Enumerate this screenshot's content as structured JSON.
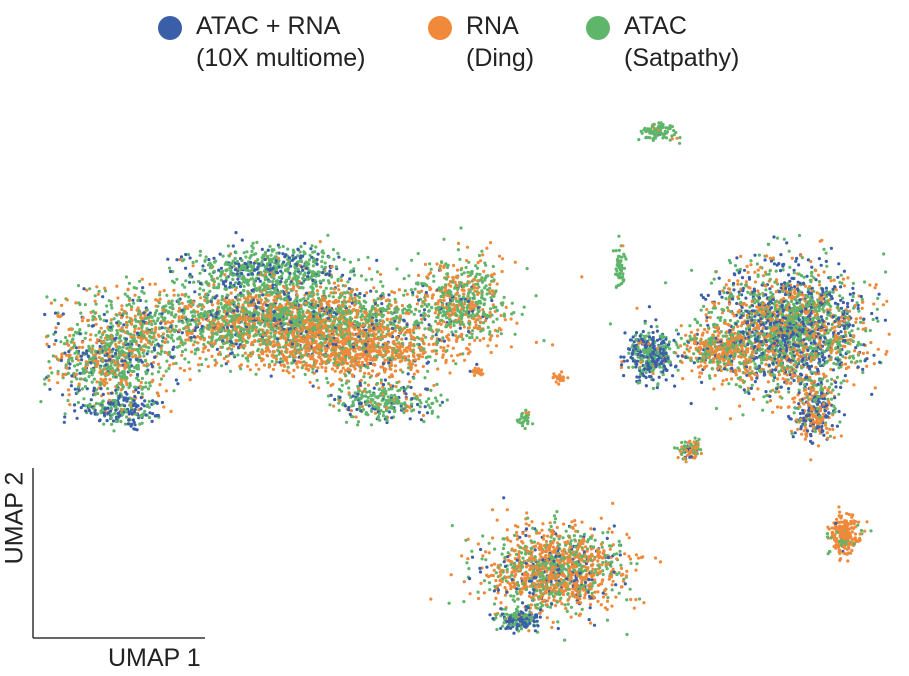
{
  "chart_data": {
    "type": "scatter",
    "title": "",
    "xlabel": "UMAP 1",
    "ylabel": "UMAP 2",
    "grid": false,
    "legend_position": "top",
    "series": [
      {
        "name": "ATAC + RNA",
        "name_line2": "(10X multiome)",
        "color": "#3a5ea8"
      },
      {
        "name": "RNA",
        "name_line2": "(Ding)",
        "color": "#f0893a"
      },
      {
        "name": "ATAC",
        "name_line2": "(Satpathy)",
        "color": "#5fb56a"
      }
    ],
    "point_cloud_note_visible": false
  }
}
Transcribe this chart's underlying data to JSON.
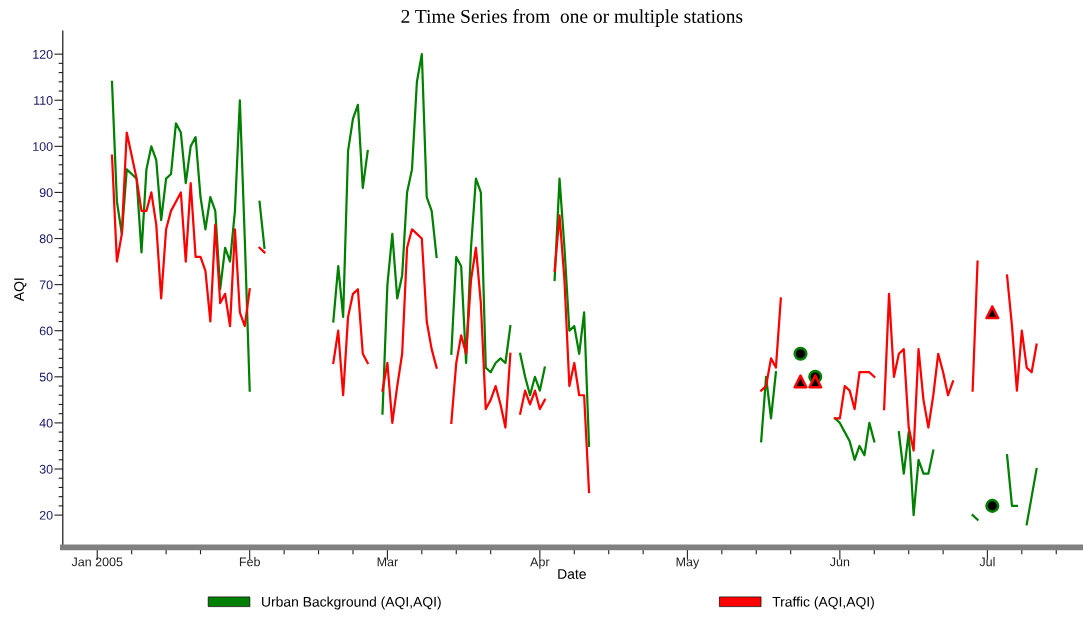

Aim: Write out every entry again word for word, without any of the pictures.

Task response:
Enumerate this screenshot's content as structured JSON.
{
  "chart_data": {
    "type": "scatter",
    "title": "",
    "xlabel": "UMAP 1",
    "ylabel": "UMAP 2",
    "grid": false,
    "legend_position": "top",
    "series": [
      {
        "name": "ATAC + RNA",
        "name_line2": "(10X multiome)",
        "color": "#3a5ea8"
      },
      {
        "name": "RNA",
        "name_line2": "(Ding)",
        "color": "#f0893a"
      },
      {
        "name": "ATAC",
        "name_line2": "(Satpathy)",
        "color": "#5fb56a"
      }
    ],
    "point_cloud_note_visible": false
  }
}
Transcribe this chart's underlying data to JSON.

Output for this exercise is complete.